What follows is a listing. Return every line of it exactly.

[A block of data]
####
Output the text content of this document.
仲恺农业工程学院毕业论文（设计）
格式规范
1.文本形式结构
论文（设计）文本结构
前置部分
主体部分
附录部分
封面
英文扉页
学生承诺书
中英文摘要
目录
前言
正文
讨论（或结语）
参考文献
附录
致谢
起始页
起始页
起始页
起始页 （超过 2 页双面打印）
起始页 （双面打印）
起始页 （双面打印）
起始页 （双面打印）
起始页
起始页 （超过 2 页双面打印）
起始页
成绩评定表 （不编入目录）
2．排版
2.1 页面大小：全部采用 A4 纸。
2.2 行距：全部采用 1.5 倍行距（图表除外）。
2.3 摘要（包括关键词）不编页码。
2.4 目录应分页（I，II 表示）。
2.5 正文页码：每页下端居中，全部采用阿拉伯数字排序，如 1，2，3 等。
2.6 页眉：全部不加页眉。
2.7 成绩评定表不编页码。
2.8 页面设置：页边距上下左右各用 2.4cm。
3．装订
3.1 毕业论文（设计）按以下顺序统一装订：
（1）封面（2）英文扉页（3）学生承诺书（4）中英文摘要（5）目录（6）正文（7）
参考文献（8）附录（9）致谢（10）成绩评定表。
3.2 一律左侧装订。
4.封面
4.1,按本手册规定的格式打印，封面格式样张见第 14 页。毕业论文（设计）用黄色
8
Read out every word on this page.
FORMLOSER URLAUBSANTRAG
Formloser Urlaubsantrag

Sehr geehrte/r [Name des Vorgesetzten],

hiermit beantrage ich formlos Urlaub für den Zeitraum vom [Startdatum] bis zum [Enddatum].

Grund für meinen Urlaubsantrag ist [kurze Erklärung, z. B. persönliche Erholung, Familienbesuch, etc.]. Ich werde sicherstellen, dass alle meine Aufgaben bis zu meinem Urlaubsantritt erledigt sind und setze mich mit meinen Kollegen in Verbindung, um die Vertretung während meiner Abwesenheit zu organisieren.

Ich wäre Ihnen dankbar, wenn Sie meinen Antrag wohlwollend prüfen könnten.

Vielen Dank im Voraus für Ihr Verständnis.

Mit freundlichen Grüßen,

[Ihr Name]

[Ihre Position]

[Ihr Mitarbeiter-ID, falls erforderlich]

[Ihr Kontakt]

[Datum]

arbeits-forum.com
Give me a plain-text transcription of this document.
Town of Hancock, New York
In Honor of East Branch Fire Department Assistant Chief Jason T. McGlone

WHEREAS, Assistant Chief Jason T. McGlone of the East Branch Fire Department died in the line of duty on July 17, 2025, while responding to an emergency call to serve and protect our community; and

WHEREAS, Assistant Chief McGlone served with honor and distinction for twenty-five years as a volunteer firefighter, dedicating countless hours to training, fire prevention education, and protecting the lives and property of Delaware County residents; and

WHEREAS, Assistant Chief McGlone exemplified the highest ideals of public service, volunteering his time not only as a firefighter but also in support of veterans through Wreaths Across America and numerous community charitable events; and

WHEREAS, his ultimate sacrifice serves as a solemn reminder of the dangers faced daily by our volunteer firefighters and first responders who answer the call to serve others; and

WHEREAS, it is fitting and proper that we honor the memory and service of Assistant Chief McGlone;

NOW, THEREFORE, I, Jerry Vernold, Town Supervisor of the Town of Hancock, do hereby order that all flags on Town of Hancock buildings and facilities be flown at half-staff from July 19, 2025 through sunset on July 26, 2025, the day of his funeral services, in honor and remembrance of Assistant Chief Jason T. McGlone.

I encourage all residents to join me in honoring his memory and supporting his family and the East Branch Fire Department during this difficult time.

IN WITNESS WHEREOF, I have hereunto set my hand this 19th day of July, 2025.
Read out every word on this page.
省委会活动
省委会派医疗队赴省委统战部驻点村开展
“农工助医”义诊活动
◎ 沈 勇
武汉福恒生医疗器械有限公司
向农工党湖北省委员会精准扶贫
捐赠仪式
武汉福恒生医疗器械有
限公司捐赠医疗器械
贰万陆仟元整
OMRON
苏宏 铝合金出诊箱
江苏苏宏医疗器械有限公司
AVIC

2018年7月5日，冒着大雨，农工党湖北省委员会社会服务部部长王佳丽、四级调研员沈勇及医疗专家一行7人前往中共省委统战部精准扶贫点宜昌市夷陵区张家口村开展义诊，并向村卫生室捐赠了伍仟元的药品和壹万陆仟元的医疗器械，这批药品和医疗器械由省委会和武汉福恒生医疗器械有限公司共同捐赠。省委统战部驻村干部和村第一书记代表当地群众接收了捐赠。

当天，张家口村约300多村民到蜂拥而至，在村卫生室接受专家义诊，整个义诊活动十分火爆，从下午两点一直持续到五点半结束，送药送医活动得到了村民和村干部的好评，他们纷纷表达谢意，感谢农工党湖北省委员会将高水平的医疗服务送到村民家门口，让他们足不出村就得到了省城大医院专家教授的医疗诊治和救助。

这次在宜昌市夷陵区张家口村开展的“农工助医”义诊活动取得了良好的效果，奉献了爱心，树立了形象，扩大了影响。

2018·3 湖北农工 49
####
Result for this task
Output the text content of this document.
仲恺农业工程学院毕业论文（设计）
格式规范
1.文本形式结构
论文（设计）文本结构
前置部分
主体部分
附录部分
封面
英文扉页
学生承诺书
中英文摘要
目录
前言
正文
讨论（或结语）
参考文献
附录
致谢
起始页
起始页
起始页
起始页 （超过 2 页双面打印）
起始页 （双面打印）
起始页 （双面打印）
起始页 （双面打印）
起始页
起始页 （超过 2 页双面打印）
起始页
成绩评定表 （不编入目录）
2．排版
2.1 页面大小：全部采用 A4 纸。
2.2 行距：全部采用 1.5 倍行距（图表除外）。
2.3 摘要（包括关键词）不编页码。
2.4 目录应分页（I，II 表示）。
2.5 正文页码：每页下端居中，全部采用阿拉伯数字排序，如 1，2，3 等。
2.6 页眉：全部不加页眉。
2.7 成绩评定表不编页码。
2.8 页面设置：页边距上下左右各用 2.4cm。
3．装订
3.1 毕业论文（设计）按以下顺序统一装订：
（1）封面（2）英文扉页（3）学生承诺书（4）中英文摘要（5）目录（6）正文（7）
参考文献（8）附录（9）致谢（10）成绩评定表。
3.2 一律左侧装订。
4.封面
4.1,按本手册规定的格式打印，封面格式样张见第 14 页。毕业论文（设计）用黄色
8
Read out every word on this page.
FORMLOSER URLAUBSANTRAG
Formloser Urlaubsantrag

Sehr geehrte/r [Name des Vorgesetzten],

hiermit beantrage ich formlos Urlaub für den Zeitraum vom [Startdatum] bis zum [Enddatum].

Grund für meinen Urlaubsantrag ist [kurze Erklärung, z. B. persönliche Erholung, Familienbesuch, etc.]. Ich werde sicherstellen, dass alle meine Aufgaben bis zu meinem Urlaubsantritt erledigt sind und setze mich mit meinen Kollegen in Verbindung, um die Vertretung während meiner Abwesenheit zu organisieren.

Ich wäre Ihnen dankbar, wenn Sie meinen Antrag wohlwollend prüfen könnten.

Vielen Dank im Voraus für Ihr Verständnis.

Mit freundlichen Grüßen,

[Ihr Name]

[Ihre Position]

[Ihr Mitarbeiter-ID, falls erforderlich]

[Ihr Kontakt]

[Datum]

arbeits-forum.com
Give me a plain-text transcription of this document.
Town of Hancock, New York
In Honor of East Branch Fire Department Assistant Chief Jason T. McGlone

WHEREAS, Assistant Chief Jason T. McGlone of the East Branch Fire Department died in the line of duty on July 17, 2025, while responding to an emergency call to serve and protect our community; and

WHEREAS, Assistant Chief McGlone served with honor and distinction for twenty-five years as a volunteer firefighter, dedicating countless hours to training, fire prevention education, and protecting the lives and property of Delaware County residents; and

WHEREAS, Assistant Chief McGlone exemplified the highest ideals of public service, volunteering his time not only as a firefighter but also in support of veterans through Wreaths Across America and numerous community charitable events; and

WHEREAS, his ultimate sacrifice serves as a solemn reminder of the dangers faced daily by our volunteer firefighters and first responders who answer the call to serve others; and

WHEREAS, it is fitting and proper that we honor the memory and service of Assistant Chief McGlone;

NOW, THEREFORE, I, Jerry Vernold, Town Supervisor of the Town of Hancock, do hereby order that all flags on Town of Hancock buildings and facilities be flown at half-staff from July 19, 2025 through sunset on July 26, 2025, the day of his funeral services, in honor and remembrance of Assistant Chief Jason T. McGlone.

I encourage all residents to join me in honoring his memory and supporting his family and the East Branch Fire Department during this difficult time.

IN WITNESS WHEREOF, I have hereunto set my hand this 19th day of July, 2025.
Read out every word on this page.
省委会活动
省委会派医疗队赴省委统战部驻点村开展
“农工助医”义诊活动
◎ 沈 勇
武汉福恒生医疗器械有限公司
向农工党湖北省委员会精准扶贫
捐赠仪式
武汉福恒生医疗器械有
限公司捐赠医疗器械
贰万陆仟元整
OMRON
苏宏 铝合金出诊箱
江苏苏宏医疗器械有限公司
AVIC

2018年7月5日，冒着大雨，农工党湖北省委员会社会服务部部长王佳丽、四级调研员沈勇及医疗专家一行7人前往中共省委统战部精准扶贫点宜昌市夷陵区张家口村开展义诊，并向村卫生室捐赠了伍仟元的药品和壹万陆仟元的医疗器械，这批药品和医疗器械由省委会和武汉福恒生医疗器械有限公司共同捐赠。省委统战部驻村干部和村第一书记代表当地群众接收了捐赠。

当天，张家口村约300多村民到蜂拥而至，在村卫生室接受专家义诊，整个义诊活动十分火爆，从下午两点一直持续到五点半结束，送药送医活动得到了村民和村干部的好评，他们纷纷表达谢意，感谢农工党湖北省委员会将高水平的医疗服务送到村民家门口，让他们足不出村就得到了省城大医院专家教授的医疗诊治和救助。

这次在宜昌市夷陵区张家口村开展的“农工助医”义诊活动取得了良好的效果，奉献了爱心，树立了形象，扩大了影响。

2018·3 湖北农工 49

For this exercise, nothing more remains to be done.